Mentiras, cianuro y ADN

28 Noviembre, 2018

Por GONZALO GUILLÉN

No existen explicaciones más rápidas, completas, abundantes y convincentes que las de un mentiroso profesional. Pero, también es cierto, más rápido cae un mentiroso que un cojo.

Pocas veces, además, ha venido mejor el viejo refrán español para definir a un desvergonzado: “tiene más cara que espaldas”. Ese es el abogado Néstor Humberto Martínez Neira.

Con Jorge Enrique Pizano ya muerto, testigo estelar de la corrupción de Odebrecht y el Grupo Aval, el fiscal Martínez Neira tiene ahora la tranquilidad de poder decir sin inconvenientes todas las mentiras que se le vengan a la cabeza –más de las que acostumbra–. Los muertos no pueden defenderse. Están muertos. Por esa razón, se tomó más de una hora para traducir a su idioma –la desvergüenza– los videos, los audios y los documentos con los que el difunto, al saber que iba a morir, lo acusó y dejó en claro que, al menos desde 2013, no confiaba en él ni –mucho menos– lo consideraba su amigo.

Martínez Neira subió al estrado en condición solamente, así dijo, de “ciudadano”, para asumir su mínima defensa frente a tanta conspiración en su contra. Sus bramidos y señalamientos con el dedo índice, con el que apuntaba en el salón buscando blancos, como si fuera una ametralladora, oscilaron entre la cursilería de la zarzuela y las maromas del circo.

Llevó unos papeles en los que leía pedacitos de textos para indicar todo lo contrario de lo que dicen las páginas completas. Y le pedía a un esbirro, al que acomodó debajo de él (algo así como el apuntador en una obra de teatro), decirle qué número le correspondía a esa nueva mentira que acababa de poner al descubierto: “17”, “18”, “25”… iba diciendo el coime invisible con voz inaudible para el público.

A los periodistas que investigamos sus corruptelas y las denunciamos de manera pública, nos llamó “pirómanos que actúan contra el estado de derecho”.

> **QUÉ DEBE HACER**
(A) Enumere los adjetivos con los que la columna sobre Néstor Humberto Martínez Neira califica las explicaciones de un mentiroso profesional.
(B) Prosiga la columna sobre Néstor Humberto Martínez Neira a partir de su última oración.

> **MATERIAL SELECCIONADO**
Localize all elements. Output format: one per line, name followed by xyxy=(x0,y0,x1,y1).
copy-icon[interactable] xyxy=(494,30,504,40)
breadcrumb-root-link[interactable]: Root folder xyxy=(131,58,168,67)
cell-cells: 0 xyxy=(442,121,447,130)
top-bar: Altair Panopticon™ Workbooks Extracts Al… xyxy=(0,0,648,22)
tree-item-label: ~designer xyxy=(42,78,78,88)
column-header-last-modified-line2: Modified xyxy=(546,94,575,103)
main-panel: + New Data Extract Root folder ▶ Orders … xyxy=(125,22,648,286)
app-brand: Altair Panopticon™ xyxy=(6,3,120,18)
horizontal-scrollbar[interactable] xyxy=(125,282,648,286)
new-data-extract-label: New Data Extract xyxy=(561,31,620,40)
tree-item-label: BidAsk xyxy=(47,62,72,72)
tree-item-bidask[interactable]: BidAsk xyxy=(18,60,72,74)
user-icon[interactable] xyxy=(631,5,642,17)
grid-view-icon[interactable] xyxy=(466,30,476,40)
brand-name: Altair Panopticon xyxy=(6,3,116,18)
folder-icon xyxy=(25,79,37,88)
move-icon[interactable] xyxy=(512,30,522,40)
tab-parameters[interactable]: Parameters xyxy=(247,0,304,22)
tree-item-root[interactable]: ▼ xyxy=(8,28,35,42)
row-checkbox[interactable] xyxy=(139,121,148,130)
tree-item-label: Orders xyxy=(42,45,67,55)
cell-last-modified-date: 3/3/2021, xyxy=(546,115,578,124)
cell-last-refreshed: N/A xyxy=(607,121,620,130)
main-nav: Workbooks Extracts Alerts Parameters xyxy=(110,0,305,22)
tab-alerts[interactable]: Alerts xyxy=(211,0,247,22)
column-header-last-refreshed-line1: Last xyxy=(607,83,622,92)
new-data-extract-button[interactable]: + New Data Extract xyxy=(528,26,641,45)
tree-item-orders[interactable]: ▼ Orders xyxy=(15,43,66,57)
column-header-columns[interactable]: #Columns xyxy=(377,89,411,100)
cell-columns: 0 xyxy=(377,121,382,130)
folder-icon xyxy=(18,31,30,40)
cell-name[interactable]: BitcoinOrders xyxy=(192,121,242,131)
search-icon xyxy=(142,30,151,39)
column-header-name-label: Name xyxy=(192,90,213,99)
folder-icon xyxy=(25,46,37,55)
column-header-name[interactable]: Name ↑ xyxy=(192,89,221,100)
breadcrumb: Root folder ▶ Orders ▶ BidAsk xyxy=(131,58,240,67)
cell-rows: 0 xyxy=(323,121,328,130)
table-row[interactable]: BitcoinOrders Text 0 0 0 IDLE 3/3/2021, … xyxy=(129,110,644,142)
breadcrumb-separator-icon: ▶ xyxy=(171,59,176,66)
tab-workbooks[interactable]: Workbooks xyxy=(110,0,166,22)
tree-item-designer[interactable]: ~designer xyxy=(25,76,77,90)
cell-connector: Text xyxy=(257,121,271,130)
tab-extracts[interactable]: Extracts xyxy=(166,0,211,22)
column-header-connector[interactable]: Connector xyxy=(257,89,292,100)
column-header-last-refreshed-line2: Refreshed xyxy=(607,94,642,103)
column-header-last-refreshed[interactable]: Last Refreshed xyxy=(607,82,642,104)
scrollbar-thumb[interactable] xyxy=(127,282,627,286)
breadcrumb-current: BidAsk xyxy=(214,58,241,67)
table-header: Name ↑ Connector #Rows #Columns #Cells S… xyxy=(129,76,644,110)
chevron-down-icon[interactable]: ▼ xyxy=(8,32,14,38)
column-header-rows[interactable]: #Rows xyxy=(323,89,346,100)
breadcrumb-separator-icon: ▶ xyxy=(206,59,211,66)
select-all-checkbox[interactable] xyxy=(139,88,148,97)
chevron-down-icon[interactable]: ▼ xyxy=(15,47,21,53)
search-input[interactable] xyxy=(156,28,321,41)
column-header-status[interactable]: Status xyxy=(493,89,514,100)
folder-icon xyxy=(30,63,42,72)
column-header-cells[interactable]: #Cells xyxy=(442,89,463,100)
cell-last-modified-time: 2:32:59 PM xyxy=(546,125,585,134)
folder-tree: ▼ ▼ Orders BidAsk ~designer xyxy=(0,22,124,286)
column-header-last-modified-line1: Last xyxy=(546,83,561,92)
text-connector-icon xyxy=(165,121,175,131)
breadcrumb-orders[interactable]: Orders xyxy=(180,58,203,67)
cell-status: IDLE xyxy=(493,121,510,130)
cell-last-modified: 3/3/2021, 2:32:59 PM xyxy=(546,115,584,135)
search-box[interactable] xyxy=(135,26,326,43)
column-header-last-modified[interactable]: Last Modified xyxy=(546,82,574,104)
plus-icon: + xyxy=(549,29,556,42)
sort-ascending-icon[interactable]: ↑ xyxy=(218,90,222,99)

...

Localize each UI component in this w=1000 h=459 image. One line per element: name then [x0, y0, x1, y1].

> **RESPUESTAS**
(A) Rápidas, completas, abundantes y convincentes.

(B)
Varias veces le pidió al asistente que mantuvo oculto debajo de sus piernas poner unos videos que no se vieron y entonces él los explicó verbalmente para luego concluir que todos los habíamos visto a todo color y estábamos de acuerdo con que probaban su inocencia y la existencia de una trama inmisericorde para aniquilarlo e impedir que le siga prestando sus invaluables servicios al país.

Con la tranquilidad de saber que el testigo en su contra Jorge Enrique Pizano está muerto, repitió una y otra vez que fue su amigo del alma, al que quiso como a nadie más, aunque todos los audios, videos y documentos que dejó angustiosamente el difunto muestran de manera dramática otra cosa: que lo despreciaba, le temía y conocía con exactitud su redomada mala fe. Por eso lo grabó: porque con seguridad –como ocurrió– era perfectamente capaz de retorcer la verdad como un trapo mojado para hacer escurrir toda la cochambre que los hunden a él y a su cliente, amigo y cómplice de años: el usurero Luis Carlos Sarmiento Angulo.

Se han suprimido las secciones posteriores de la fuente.